───── LISTED RECORDS ─────

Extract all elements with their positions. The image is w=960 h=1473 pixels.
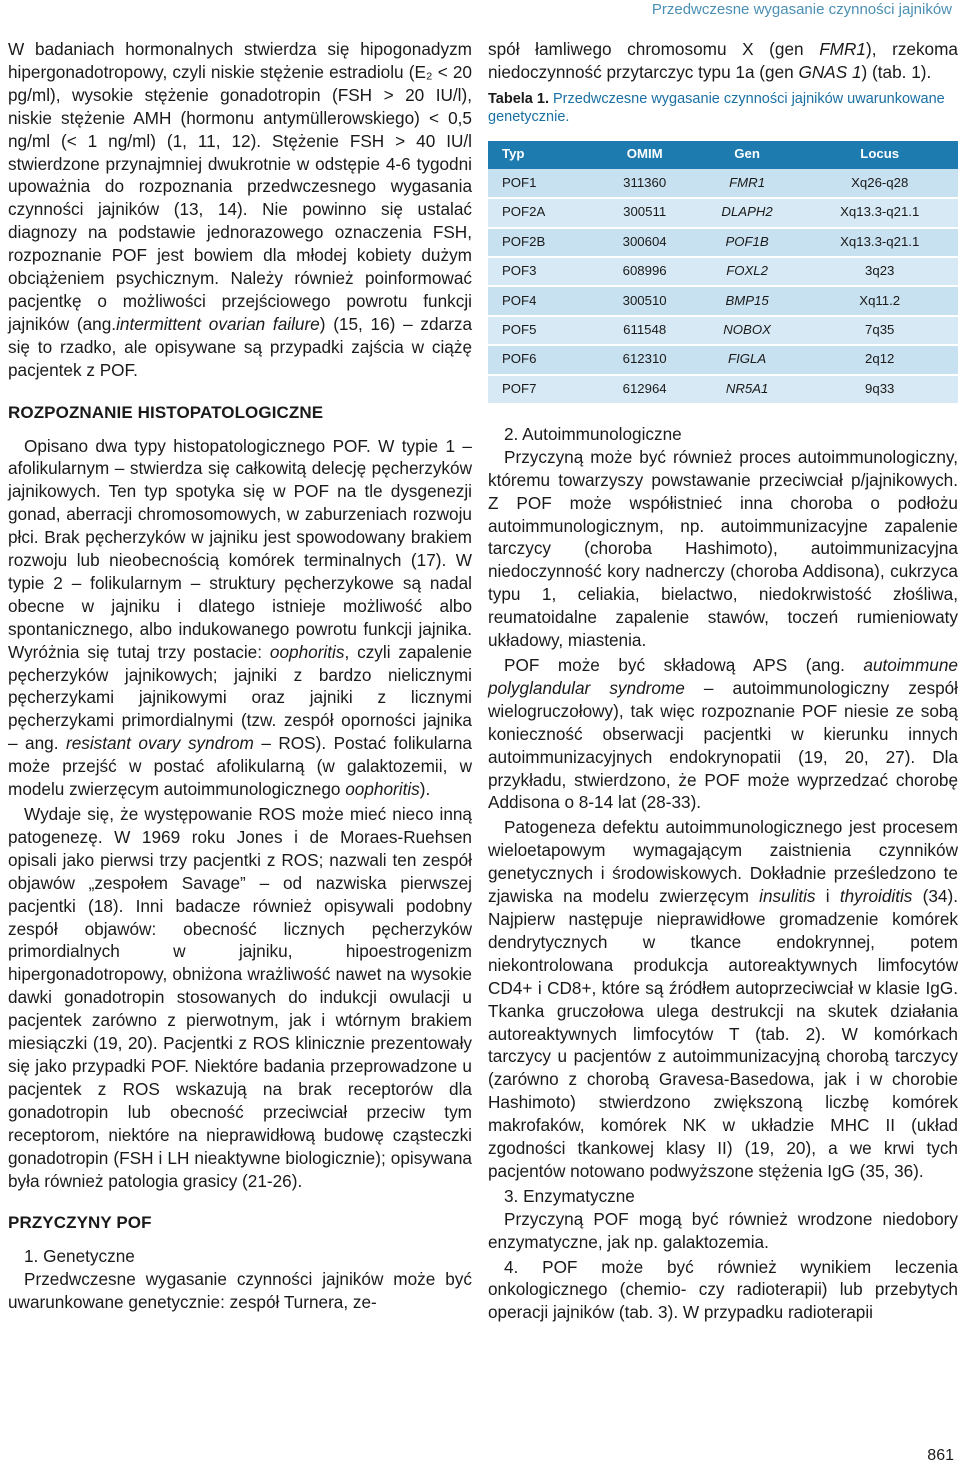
table-header-locus: Locus <box>860 146 900 162</box>
page-number: 861 <box>927 1447 954 1464</box>
table-cell: DLAPH2 <box>721 204 773 220</box>
paragraph-aps: POF może być składową APS (ang. autoimmune polyglandular syndrome – autoimmunologiczny zespół wielogruczołowy), tak więc rozpoznanie POF niesie ze sobą konieczność obserwacji pacjentki w kierunku innych autoimmunizacyjnych endokrynopatii (19, 20, 27). Dla przykładu, stwierdzono, że POF może wyprzedzać chorobę Addisona o 8-14 lat (28-33). <box>488 655 959 813</box>
subheading-autoimmune: 2. Autoimmunologiczne <box>504 423 682 444</box>
table-cell: 9q33 <box>865 380 895 396</box>
paragraph-genetic: Przedwczesne wygasanie czynności jajników może być uwarunkowane genetycznie: zespół Turnera, ze- <box>8 1269 472 1313</box>
table-row <box>488 375 958 404</box>
table-cell: POF3 <box>502 263 537 279</box>
table-cell: 3q23 <box>865 263 895 279</box>
subheading-genetic: 1. Genetyczne <box>24 1246 135 1267</box>
running-header <box>0 0 960 22</box>
table-cell: 2q12 <box>865 351 895 367</box>
table-row <box>488 198 958 227</box>
table-cell: Xq26-q28 <box>851 174 909 190</box>
table-row <box>488 169 958 198</box>
subheading-enzymatic: 3. Enzymatyczne <box>504 1185 635 1206</box>
table-cell: BMP15 <box>725 292 769 308</box>
table-cell: NOBOX <box>723 322 771 337</box>
table-cell: 612964 <box>622 380 667 396</box>
table-row <box>488 345 958 374</box>
table-cell: 300511 <box>623 204 667 220</box>
table-cell: 300510 <box>622 292 667 308</box>
table-row <box>488 228 958 257</box>
table-cell: 608996 <box>622 263 667 279</box>
table-cell: 300604 <box>622 233 667 249</box>
table-cell: POF6 <box>502 351 537 367</box>
table-cell: POF1 <box>502 174 537 190</box>
table-header-row <box>488 141 958 169</box>
table-header-omim: OMIM <box>626 146 663 162</box>
table-cell: POF2B <box>502 233 546 249</box>
table-cell: POF5 <box>502 322 537 337</box>
table-caption-label: Tabela 1. <box>488 90 549 107</box>
table-cell: NR5A1 <box>725 380 769 396</box>
paragraph-histopathology: Opisano dwa typy histopatologicznego POF. W typie 1 – afolikularnym – stwierdza się całkowitą delecję pęcherzyków jajnikowych. Ten typ spotyka się w POF na tle dysgenezji gonad, aberracji chromosomowych, w zaburzeniach rozwoju płci. Brak pęcherzyków w jajniku jest spowodowany brakiem rozwoju lub nieobecnością komórek terminalnych (17). W typie 2 – folikularnym – struktury pęcherzykowe są nadal obecne w jajniku i dlatego istnieje możliwość albo spontanicznego, albo indukowanego powrotu funkcji jajnika. Wyróżnia się tutaj trzy postacie: oophoritis, czyli zapalenie pęcherzyków jajnikowych; jajniki z bardzo nielicznymi pęcherzykami jajnikowymi oraz jajniki z licznymi pęcherzykami primordialnymi (tzw. zespół oporności jajnika – ang. resistant ovary syndrom – ROS). Postać folikularna może przejść w postać afolikularną (w galaktozemii, w modelu zwierzęcym autoimmunologicznego oophoritis). <box>8 435 473 800</box>
table-cell: 612310 <box>622 351 667 367</box>
table-cell: 311360 <box>623 174 667 190</box>
heading-causes: PRZYCZYNY POF <box>8 1213 152 1233</box>
paragraph-hormonal-diagnosis: W badaniach hormonalnych stwierdza się hipogonadyzm hipergonadotropowy, czyli niskie stężenie estradiolu (E₂ < 20 pg/ml), wysokie stężenie gonadotropin (FSH > 20 IU/l), niskie stężenie AMH (hormonu antymüllerowskiego) < 0,5 ng/ml (< 1 ng/ml) (1, 11, 12). Stężenie FSH > 40 IU/l stwierdzone przynajmniej dwukrotnie w odstępie 4-6 tygodni upoważnia do rozpoznania przedwczesnego wygasania czynności jajników (13, 14). Nie powinno się ustalać diagnozy na podstawie jednorazowego oznaczenia FSH, rozpoznanie POF jest bowiem dla młodej kobiety dużym obciążeniem psychicznym. Należy również poinformować pacjentkę o możliwości przejściowego powrotu funkcji jajników (ang.intermittent ovarian failure) (15, 16) – zdarza się to rzadko, ale opisywane są przypadki zajścia w ciążę pacjentek z POF. <box>8 39 473 380</box>
table-cell: POF4 <box>502 292 537 308</box>
paragraph-enzymatic: Przyczyną POF mogą być również wrodzone niedobory enzymatyczne, jak np. galaktozemia. <box>488 1208 958 1252</box>
table-row <box>488 286 958 315</box>
left-column <box>8 38 472 1316</box>
genetic-pof-table <box>488 141 958 405</box>
running-header-title: Przedwczesne wygasanie czynności jajników <box>651 1 952 18</box>
paragraph-autoimmune: Przyczyną może być również proces autoimmunologiczny, któremu towarzyszy powstawanie przeciwciał p/jajnikowych. Z POF może współistnieć inna choroba o podłożu autoimmunologicznym, np. autoimmunizacyjne zapalenie tarczycy (choroba Hashimoto), autoimmunizacyjna niedoczynność kory nadnerczy (choroba Addisona), cukrzyca typu 1, celiakia, bielactwo, niedokrwistość złośliwa, reumatoidalne zapalenie stawów, toczeń rumieniowaty układowy, miastenia. <box>488 446 958 651</box>
table-cell: FIGLA <box>728 351 767 367</box>
table-header-gen: Gen <box>734 146 760 162</box>
table-cell: POF7 <box>502 380 537 396</box>
table-cell: FMR1 <box>729 174 766 190</box>
table-header-typ: Typ <box>502 146 525 162</box>
paragraph-oncologic: 4. POF może być również wynikiem leczenia onkologicznego (chemio- czy radioterapii) lub przebytych operacji jajników (tab. 3). W przypadku radioterapii <box>488 1256 958 1323</box>
table-cell: 611548 <box>623 322 667 337</box>
table-cell: Xq11.2 <box>859 292 901 308</box>
table-cell: POF2A <box>502 204 546 220</box>
table-caption-text: Przedwczesne wygasanie czynności jajników uwarunkowane genetycznie. <box>488 90 945 126</box>
table-cell: FOXL2 <box>726 263 768 279</box>
paragraph-pathogenesis: Patogeneza defektu autoimmunologicznego jest procesem wieloetapowym wymagającym zaistnienia czynników genetycznych i środowiskowych. Dokładnie prześledzono te zjawiska na modelu zwierzęcym insulitis i thyroiditis (34). Najpierw następuje nieprawidłowe gromadzenie komórek dendrytycznych w tkance endokrynnej, potem niekontrolowana produkcja autoreaktywnych limfocytów CD4+ i CD8+, które są źródłem autoprzeciwciał w klasie IgG. Tkanka gruczołowa ulega destrukcji na skutek działania autoreaktywnych limfocytów T (tab. 2). W komórkach tarczycy u pacjentów z autoimmunizacyjną chorobą tarczycy (zarówno z chorobą Gravesa-Basedowa, jak i w chorobie Hashimoto) stwierdzono zwiększoną liczbę komórek makrofaków, komórek NK w układzie MHC II (układ zgodności tkankowej klasy II) (19, 20), a we krwi tych pacjentów notowano podwyższone stężenia IgG (35, 36). <box>488 817 958 1181</box>
paragraph-ros: Wydaje się, że występowanie ROS może mieć nieco inną patogenezę. W 1969 roku Jones i de Moraes-Ruehsen opisali jako pierwsi trzy pacjentki z ROS; nazwali ten zespół objawów „zespołem Savage” – od nazwiska pierwszej pacjentki (18). Inni badacze również opisywali podobny zespół objawów: obecność licznych pęcherzyków primordialnych w jajniku, hipoestrogenizm hipergonadotropowy, obniżona wrażliwość nawet na wysokie dawki gonadotropin stosowanych do indukcji owulacji u pacjentek zarówno z pierwotnym, jak i wtórnym brakiem miesiączki (19, 20). Pacjentki z ROS klinicznie prezentowały się jako przypadki POF. Niektóre badania przeprowadzone u pacjentek z ROS wskazują na brak receptorów dla gonadotropin lub obecność przeciwciał przeciw tym receptorom, niektóre na nieprawidłową budowę cząsteczki gonadotropin (FSH i LH nieaktywne biologicznie); opisywana była również patologia grasicy (21-26). <box>8 804 472 1191</box>
table-row <box>488 316 958 345</box>
table-cell: POF1B <box>725 233 769 249</box>
table-cell: Xq13.3-q21.1 <box>840 204 920 220</box>
table-cell: Xq13.3-q21.1 <box>840 233 920 249</box>
table-caption <box>488 90 958 127</box>
heading-histopathology: ROZPOZNANIE HISTOPATOLOGICZNE <box>8 402 324 422</box>
right-column <box>488 38 958 1326</box>
table-row <box>488 257 958 286</box>
table-cell: 7q35 <box>865 322 895 337</box>
paragraph-genetic-continued: spół łamliwego chromosomu X (gen FMR1), rzekoma niedoczynność przytarczyc typu 1a (gen GNAS 1) (tab. 1). <box>488 39 958 82</box>
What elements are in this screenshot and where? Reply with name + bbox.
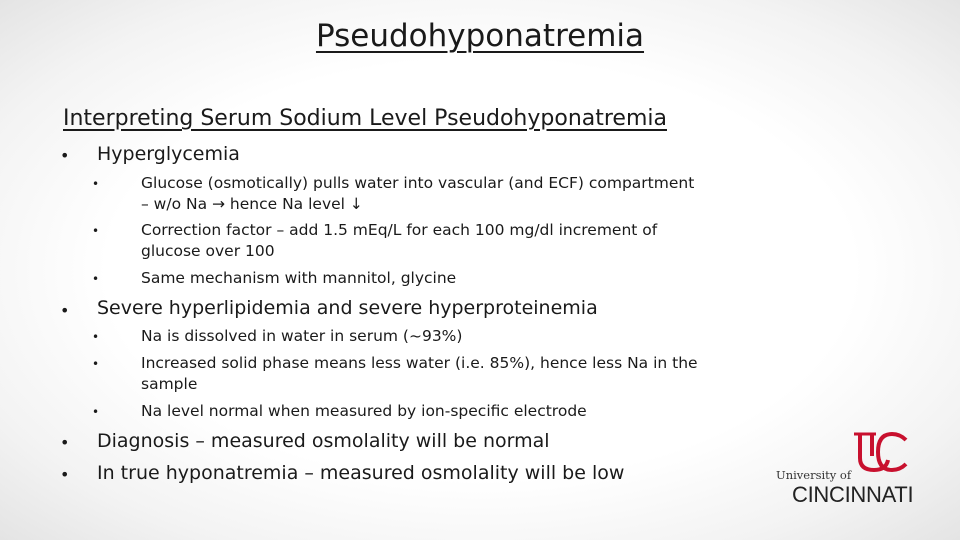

─────

What is needed is every line of the records that contains the word "genetic".

paragraph-genetic: Przedwczesne wygasanie czynności jajników może być uwarunkowane genetycznie: zespół Turnera, ze- <box>8 1269 472 1313</box>
subheading-genetic: 1. Genetyczne <box>24 1246 135 1267</box>
genetic-pof-table <box>488 141 958 405</box>
paragraph-genetic-continued: spół łamliwego chromosomu X (gen FMR1), rzekoma niedoczynność przytarczyc typu 1a (gen GNAS 1) (tab. 1). <box>488 39 958 82</box>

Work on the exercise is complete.